What to do — Please return the full listing below without altering anything.

Stored entries —
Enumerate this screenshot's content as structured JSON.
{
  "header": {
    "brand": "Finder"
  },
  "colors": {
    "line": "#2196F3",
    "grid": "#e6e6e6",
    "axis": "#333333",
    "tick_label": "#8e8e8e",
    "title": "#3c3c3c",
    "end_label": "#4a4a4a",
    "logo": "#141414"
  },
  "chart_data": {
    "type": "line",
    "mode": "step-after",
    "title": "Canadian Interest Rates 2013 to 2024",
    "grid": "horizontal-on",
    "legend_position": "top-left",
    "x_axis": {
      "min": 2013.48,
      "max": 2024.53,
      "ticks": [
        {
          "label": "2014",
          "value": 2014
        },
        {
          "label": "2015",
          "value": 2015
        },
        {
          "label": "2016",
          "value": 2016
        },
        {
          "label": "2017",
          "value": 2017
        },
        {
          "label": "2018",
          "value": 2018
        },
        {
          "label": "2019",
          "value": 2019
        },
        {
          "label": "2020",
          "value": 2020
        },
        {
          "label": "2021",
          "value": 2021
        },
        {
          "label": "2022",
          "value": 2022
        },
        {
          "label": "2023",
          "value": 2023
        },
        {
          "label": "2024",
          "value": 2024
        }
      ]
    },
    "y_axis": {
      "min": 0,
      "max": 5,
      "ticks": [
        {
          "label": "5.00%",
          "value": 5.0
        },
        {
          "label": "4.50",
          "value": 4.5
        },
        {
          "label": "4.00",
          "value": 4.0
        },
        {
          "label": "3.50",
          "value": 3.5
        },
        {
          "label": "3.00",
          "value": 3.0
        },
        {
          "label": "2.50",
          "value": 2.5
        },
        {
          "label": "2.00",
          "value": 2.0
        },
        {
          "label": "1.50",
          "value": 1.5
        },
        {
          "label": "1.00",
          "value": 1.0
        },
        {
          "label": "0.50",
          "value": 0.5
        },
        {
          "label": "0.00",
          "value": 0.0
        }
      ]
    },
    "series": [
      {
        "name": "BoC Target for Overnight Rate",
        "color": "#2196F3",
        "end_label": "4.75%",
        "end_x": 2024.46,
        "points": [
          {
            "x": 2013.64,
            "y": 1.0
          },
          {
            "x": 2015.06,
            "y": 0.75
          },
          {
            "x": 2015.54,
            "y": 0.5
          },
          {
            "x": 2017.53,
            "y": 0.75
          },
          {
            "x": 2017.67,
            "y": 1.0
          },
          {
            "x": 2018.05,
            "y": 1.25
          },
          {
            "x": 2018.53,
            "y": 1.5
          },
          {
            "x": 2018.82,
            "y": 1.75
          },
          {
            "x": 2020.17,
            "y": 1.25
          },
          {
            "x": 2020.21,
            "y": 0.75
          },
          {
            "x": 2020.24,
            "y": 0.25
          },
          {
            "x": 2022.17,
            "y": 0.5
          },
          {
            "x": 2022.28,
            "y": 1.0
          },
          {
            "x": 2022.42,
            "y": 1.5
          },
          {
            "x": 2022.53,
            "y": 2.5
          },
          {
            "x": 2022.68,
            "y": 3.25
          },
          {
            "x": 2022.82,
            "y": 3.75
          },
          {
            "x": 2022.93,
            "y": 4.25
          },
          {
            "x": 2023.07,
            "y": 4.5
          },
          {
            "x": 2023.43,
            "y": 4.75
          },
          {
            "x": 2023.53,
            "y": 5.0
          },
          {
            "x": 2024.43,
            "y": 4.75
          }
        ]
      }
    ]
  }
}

Answer below —
Enumerate this screenshot's content as structured JSON.
{
  "header": {
    "brand": "Finder"
  },
  "colors": {
    "line": "#2196F3",
    "grid": "#e6e6e6",
    "axis": "#333333",
    "tick_label": "#8e8e8e",
    "title": "#3c3c3c",
    "end_label": "#4a4a4a",
    "logo": "#141414"
  },
  "chart_data": {
    "type": "line",
    "mode": "step-after",
    "title": "Canadian Interest Rates 2013 to 2024",
    "grid": "horizontal-on",
    "legend_position": "top-left",
    "x_axis": {
      "min": 2013.48,
      "max": 2024.53,
      "ticks": [
        {
          "label": "2014",
          "value": 2014
        },
        {
          "label": "2015",
          "value": 2015
        },
        {
          "label": "2016",
          "value": 2016
        },
        {
          "label": "2017",
          "value": 2017
        },
        {
          "label": "2018",
          "value": 2018
        },
        {
          "label": "2019",
          "value": 2019
        },
        {
          "label": "2020",
          "value": 2020
        },
        {
          "label": "2021",
          "value": 2021
        },
        {
          "label": "2022",
          "value": 2022
        },
        {
          "label": "2023",
          "value": 2023
        },
        {
          "label": "2024",
          "value": 2024
        }
      ]
    },
    "y_axis": {
      "min": 0,
      "max": 5,
      "ticks": [
        {
          "label": "5.00%",
          "value": 5.0
        },
        {
          "label": "4.50",
          "value": 4.5
        },
        {
          "label": "4.00",
          "value": 4.0
        },
        {
          "label": "3.50",
          "value": 3.5
        },
        {
          "label": "3.00",
          "value": 3.0
        },
        {
          "label": "2.50",
          "value": 2.5
        },
        {
          "label": "2.00",
          "value": 2.0
        },
        {
          "label": "1.50",
          "value": 1.5
        },
        {
          "label": "1.00",
          "value": 1.0
        },
        {
          "label": "0.50",
          "value": 0.5
        },
        {
          "label": "0.00",
          "value": 0.0
        }
      ]
    },
    "series": [
      {
        "name": "BoC Target for Overnight Rate",
        "color": "#2196F3",
        "end_label": "4.75%",
        "end_x": 2024.46,
        "points": [
          {
            "x": 2013.64,
            "y": 1.0
          },
          {
            "x": 2015.06,
            "y": 0.75
          },
          {
            "x": 2015.54,
            "y": 0.5
          },
          {
            "x": 2017.53,
            "y": 0.75
          },
          {
            "x": 2017.67,
            "y": 1.0
          },
          {
            "x": 2018.05,
            "y": 1.25
          },
          {
            "x": 2018.53,
            "y": 1.5
          },
          {
            "x": 2018.82,
            "y": 1.75
          },
          {
            "x": 2020.17,
            "y": 1.25
          },
          {
            "x": 2020.21,
            "y": 0.75
          },
          {
            "x": 2020.24,
            "y": 0.25
          },
          {
            "x": 2022.17,
            "y": 0.5
          },
          {
            "x": 2022.28,
            "y": 1.0
          },
          {
            "x": 2022.42,
            "y": 1.5
          },
          {
            "x": 2022.53,
            "y": 2.5
          },
          {
            "x": 2022.68,
            "y": 3.25
          },
          {
            "x": 2022.82,
            "y": 3.75
          },
          {
            "x": 2022.93,
            "y": 4.25
          },
          {
            "x": 2023.07,
            "y": 4.5
          },
          {
            "x": 2023.43,
            "y": 4.75
          },
          {
            "x": 2023.53,
            "y": 5.0
          },
          {
            "x": 2024.43,
            "y": 4.75
          }
        ]
      }
    ]
  }
}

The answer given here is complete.